*EXTRACTED MATERIAL*:

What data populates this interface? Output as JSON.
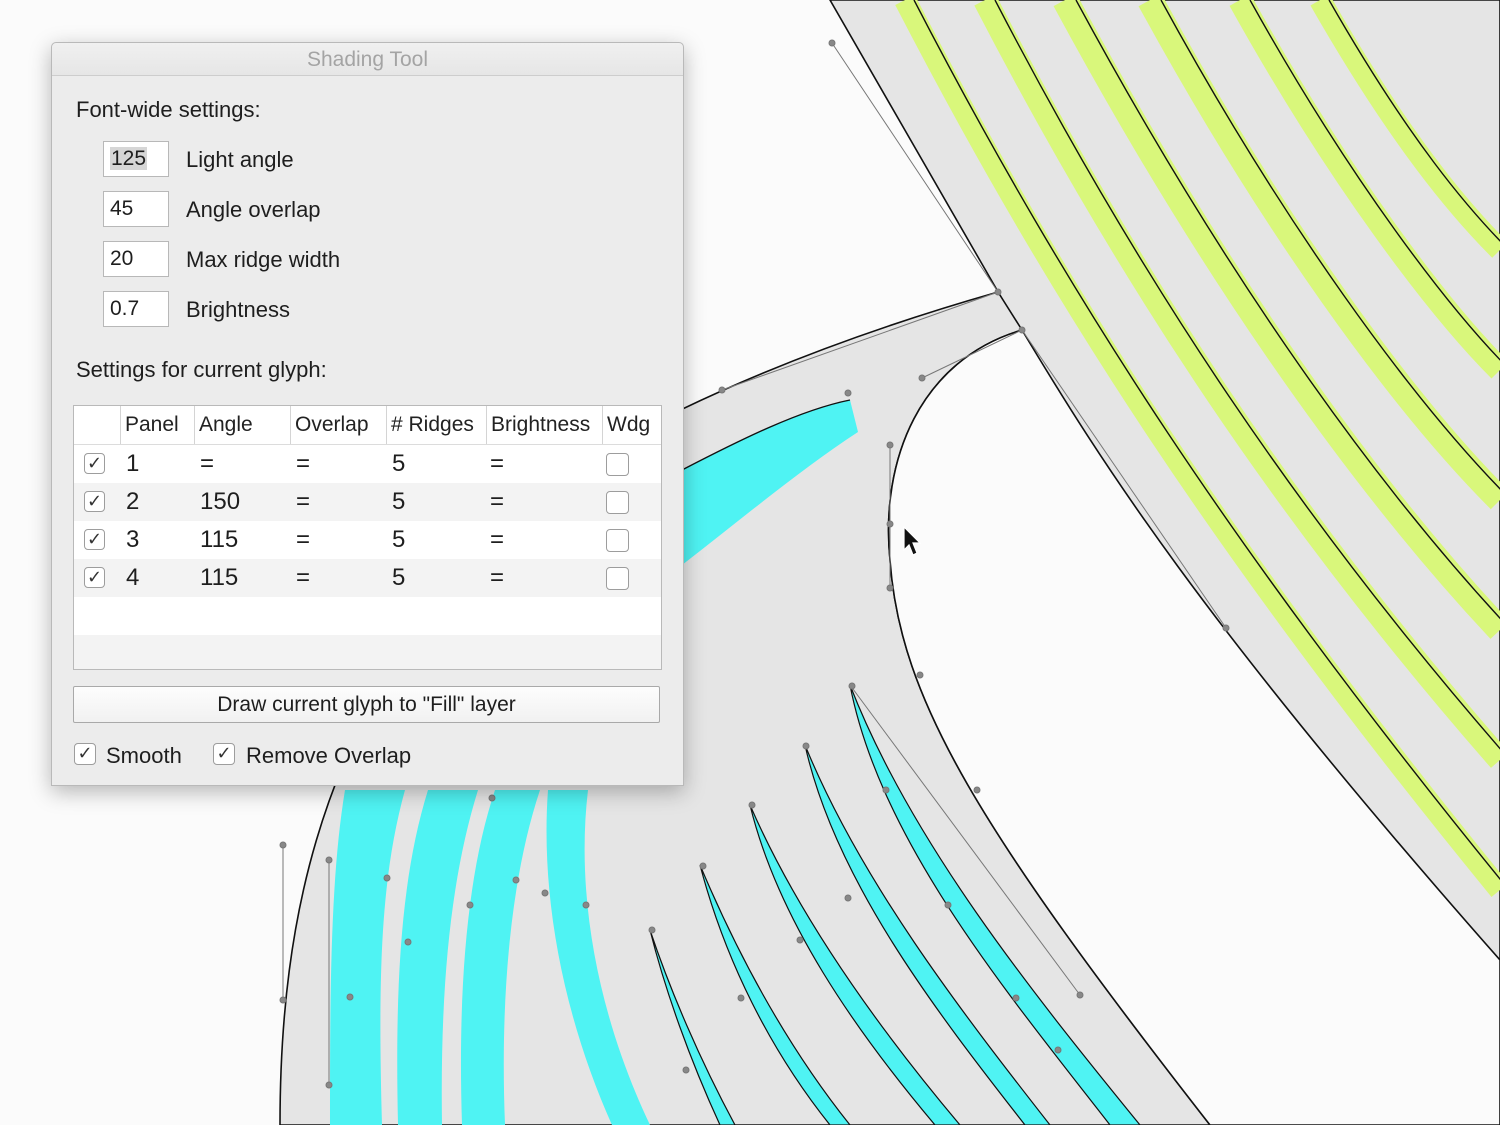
{
  "window": {
    "title": "Shading Tool"
  },
  "font_wide": {
    "heading": "Font-wide settings:",
    "fields": [
      {
        "value": "125",
        "label": "Light angle"
      },
      {
        "value": "45",
        "label": "Angle overlap"
      },
      {
        "value": "20",
        "label": "Max ridge width"
      },
      {
        "value": "0.7",
        "label": "Brightness"
      }
    ]
  },
  "glyph_settings": {
    "heading": "Settings for current glyph:",
    "columns": [
      "Panel",
      "Angle",
      "Overlap",
      "# Ridges",
      "Brightness",
      "Wdg"
    ],
    "rows": [
      {
        "checked": true,
        "panel": "1",
        "angle": "=",
        "overlap": "=",
        "ridges": "5",
        "brightness": "=",
        "wdg": false
      },
      {
        "checked": true,
        "panel": "2",
        "angle": "150",
        "overlap": "=",
        "ridges": "5",
        "brightness": "=",
        "wdg": false
      },
      {
        "checked": true,
        "panel": "3",
        "angle": "115",
        "overlap": "=",
        "ridges": "5",
        "brightness": "=",
        "wdg": false
      },
      {
        "checked": true,
        "panel": "4",
        "angle": "115",
        "overlap": "=",
        "ridges": "5",
        "brightness": "=",
        "wdg": false
      }
    ]
  },
  "actions": {
    "draw_button": "Draw current glyph to \"Fill\" layer",
    "smooth_label": "Smooth",
    "smooth_checked": true,
    "remove_overlap_label": "Remove Overlap",
    "remove_overlap_checked": true
  },
  "check_glyph": "✓",
  "colors": {
    "glyph_fill": "#e5e5e5",
    "lime_ridge": "#d9f77b",
    "cyan_ridge": "#4ff3f3",
    "canvas": "#fbfbfb"
  }
}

*PROBLEM DESCRIPTION*: Filter the records above for "heading" and copy every matching line.

*TASK ANSWER*:
    "heading": "Font-wide settings:",
    "heading": "Settings for current glyph:",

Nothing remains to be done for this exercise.